■ **DO THIS**
Return every line of the listing below, character for character, with nothing added, dropped, or reordered.

---------- TASK DATA ----------

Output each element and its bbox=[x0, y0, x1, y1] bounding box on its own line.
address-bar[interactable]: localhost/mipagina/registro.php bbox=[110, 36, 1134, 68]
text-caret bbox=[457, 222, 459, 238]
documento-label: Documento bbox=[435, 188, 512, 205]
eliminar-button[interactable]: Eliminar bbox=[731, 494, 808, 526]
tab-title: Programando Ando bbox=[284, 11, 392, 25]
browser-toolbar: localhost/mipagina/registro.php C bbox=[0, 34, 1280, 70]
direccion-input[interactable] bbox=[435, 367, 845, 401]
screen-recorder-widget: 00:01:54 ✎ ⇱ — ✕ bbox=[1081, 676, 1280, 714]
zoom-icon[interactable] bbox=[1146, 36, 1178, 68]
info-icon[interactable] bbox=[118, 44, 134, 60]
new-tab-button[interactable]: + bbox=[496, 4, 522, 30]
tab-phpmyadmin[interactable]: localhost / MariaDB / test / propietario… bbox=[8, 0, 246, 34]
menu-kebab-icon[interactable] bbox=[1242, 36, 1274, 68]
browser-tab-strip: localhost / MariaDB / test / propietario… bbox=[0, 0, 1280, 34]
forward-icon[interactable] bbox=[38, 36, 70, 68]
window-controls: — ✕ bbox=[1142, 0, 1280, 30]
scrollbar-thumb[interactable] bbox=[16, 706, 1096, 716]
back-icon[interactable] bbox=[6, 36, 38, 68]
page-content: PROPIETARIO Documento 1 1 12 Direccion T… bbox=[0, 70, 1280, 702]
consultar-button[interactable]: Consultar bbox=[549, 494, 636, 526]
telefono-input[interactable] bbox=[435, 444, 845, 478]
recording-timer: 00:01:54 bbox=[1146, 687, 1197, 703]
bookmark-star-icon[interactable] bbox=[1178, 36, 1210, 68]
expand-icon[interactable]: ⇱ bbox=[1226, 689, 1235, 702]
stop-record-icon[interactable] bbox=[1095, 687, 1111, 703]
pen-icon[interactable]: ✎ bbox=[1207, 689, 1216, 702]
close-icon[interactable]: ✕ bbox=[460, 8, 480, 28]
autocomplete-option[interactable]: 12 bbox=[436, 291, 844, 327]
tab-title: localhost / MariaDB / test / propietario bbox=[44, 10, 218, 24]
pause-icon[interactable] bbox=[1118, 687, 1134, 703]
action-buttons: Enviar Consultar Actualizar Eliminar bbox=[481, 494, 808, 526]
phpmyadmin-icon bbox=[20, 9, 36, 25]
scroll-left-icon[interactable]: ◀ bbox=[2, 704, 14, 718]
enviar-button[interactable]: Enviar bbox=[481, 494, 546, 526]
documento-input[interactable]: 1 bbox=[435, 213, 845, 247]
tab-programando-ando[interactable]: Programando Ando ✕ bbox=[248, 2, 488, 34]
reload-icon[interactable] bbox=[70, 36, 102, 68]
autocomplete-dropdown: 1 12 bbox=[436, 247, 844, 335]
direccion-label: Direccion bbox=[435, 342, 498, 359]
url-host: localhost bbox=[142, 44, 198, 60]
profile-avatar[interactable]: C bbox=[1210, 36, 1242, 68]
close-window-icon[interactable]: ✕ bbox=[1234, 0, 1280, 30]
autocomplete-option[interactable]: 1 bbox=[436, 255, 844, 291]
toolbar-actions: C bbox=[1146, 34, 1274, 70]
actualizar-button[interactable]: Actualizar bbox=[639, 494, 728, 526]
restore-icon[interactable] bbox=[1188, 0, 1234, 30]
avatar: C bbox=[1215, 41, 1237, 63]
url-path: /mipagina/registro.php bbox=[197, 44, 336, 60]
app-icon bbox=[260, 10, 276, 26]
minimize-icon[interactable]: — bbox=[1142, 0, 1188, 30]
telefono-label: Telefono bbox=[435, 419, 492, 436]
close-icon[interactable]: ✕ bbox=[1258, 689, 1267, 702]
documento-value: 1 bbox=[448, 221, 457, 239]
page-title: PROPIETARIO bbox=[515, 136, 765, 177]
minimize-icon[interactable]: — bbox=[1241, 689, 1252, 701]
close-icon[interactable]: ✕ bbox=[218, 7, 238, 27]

----------

■ **TASK RESPONSE**
Output each element and its bbox=[x0, y0, x1, y1] bounding box on its own line.
address-bar[interactable]: localhost/mipagina/registro.php bbox=[110, 36, 1134, 68]
text-caret bbox=[457, 222, 459, 238]
documento-label: Documento bbox=[435, 188, 512, 205]
eliminar-button[interactable]: Eliminar bbox=[731, 494, 808, 526]
tab-title: Programando Ando bbox=[284, 11, 392, 25]
browser-toolbar: localhost/mipagina/registro.php C bbox=[0, 34, 1280, 70]
direccion-input[interactable] bbox=[435, 367, 845, 401]
screen-recorder-widget: 00:01:54 ✎ ⇱ — ✕ bbox=[1081, 676, 1280, 714]
zoom-icon[interactable] bbox=[1146, 36, 1178, 68]
info-icon[interactable] bbox=[118, 44, 134, 60]
new-tab-button[interactable]: + bbox=[496, 4, 522, 30]
tab-phpmyadmin[interactable]: localhost / MariaDB / test / propietario… bbox=[8, 0, 246, 34]
menu-kebab-icon[interactable] bbox=[1242, 36, 1274, 68]
browser-tab-strip: localhost / MariaDB / test / propietario… bbox=[0, 0, 1280, 34]
forward-icon[interactable] bbox=[38, 36, 70, 68]
window-controls: — ✕ bbox=[1142, 0, 1280, 30]
scrollbar-thumb[interactable] bbox=[16, 706, 1096, 716]
back-icon[interactable] bbox=[6, 36, 38, 68]
page-content: PROPIETARIO Documento 1 1 12 Direccion T… bbox=[0, 70, 1280, 702]
consultar-button[interactable]: Consultar bbox=[549, 494, 636, 526]
telefono-input[interactable] bbox=[435, 444, 845, 478]
recording-timer: 00:01:54 bbox=[1146, 687, 1197, 703]
bookmark-star-icon[interactable] bbox=[1178, 36, 1210, 68]
expand-icon[interactable]: ⇱ bbox=[1226, 689, 1235, 702]
stop-record-icon[interactable] bbox=[1095, 687, 1111, 703]
pen-icon[interactable]: ✎ bbox=[1207, 689, 1216, 702]
close-icon[interactable]: ✕ bbox=[460, 8, 480, 28]
autocomplete-option[interactable]: 12 bbox=[436, 291, 844, 327]
tab-title: localhost / MariaDB / test / propietario bbox=[44, 10, 218, 24]
pause-icon[interactable] bbox=[1118, 687, 1134, 703]
action-buttons: Enviar Consultar Actualizar Eliminar bbox=[481, 494, 808, 526]
phpmyadmin-icon bbox=[20, 9, 36, 25]
scroll-left-icon[interactable]: ◀ bbox=[2, 704, 14, 718]
enviar-button[interactable]: Enviar bbox=[481, 494, 546, 526]
documento-input[interactable]: 1 bbox=[435, 213, 845, 247]
tab-programando-ando[interactable]: Programando Ando ✕ bbox=[248, 2, 488, 34]
reload-icon[interactable] bbox=[70, 36, 102, 68]
autocomplete-dropdown: 1 12 bbox=[436, 247, 844, 335]
direccion-label: Direccion bbox=[435, 342, 498, 359]
url-host: localhost bbox=[142, 44, 198, 60]
profile-avatar[interactable]: C bbox=[1210, 36, 1242, 68]
close-window-icon[interactable]: ✕ bbox=[1234, 0, 1280, 30]
autocomplete-option[interactable]: 1 bbox=[436, 255, 844, 291]
toolbar-actions: C bbox=[1146, 34, 1274, 70]
actualizar-button[interactable]: Actualizar bbox=[639, 494, 728, 526]
restore-icon[interactable] bbox=[1188, 0, 1234, 30]
avatar: C bbox=[1215, 41, 1237, 63]
url-path: /mipagina/registro.php bbox=[197, 44, 336, 60]
app-icon bbox=[260, 10, 276, 26]
minimize-icon[interactable]: — bbox=[1142, 0, 1188, 30]
telefono-label: Telefono bbox=[435, 419, 492, 436]
close-icon[interactable]: ✕ bbox=[1258, 689, 1267, 702]
documento-value: 1 bbox=[448, 221, 457, 239]
page-title: PROPIETARIO bbox=[515, 136, 765, 177]
minimize-icon[interactable]: — bbox=[1241, 689, 1252, 701]
close-icon[interactable]: ✕ bbox=[218, 7, 238, 27]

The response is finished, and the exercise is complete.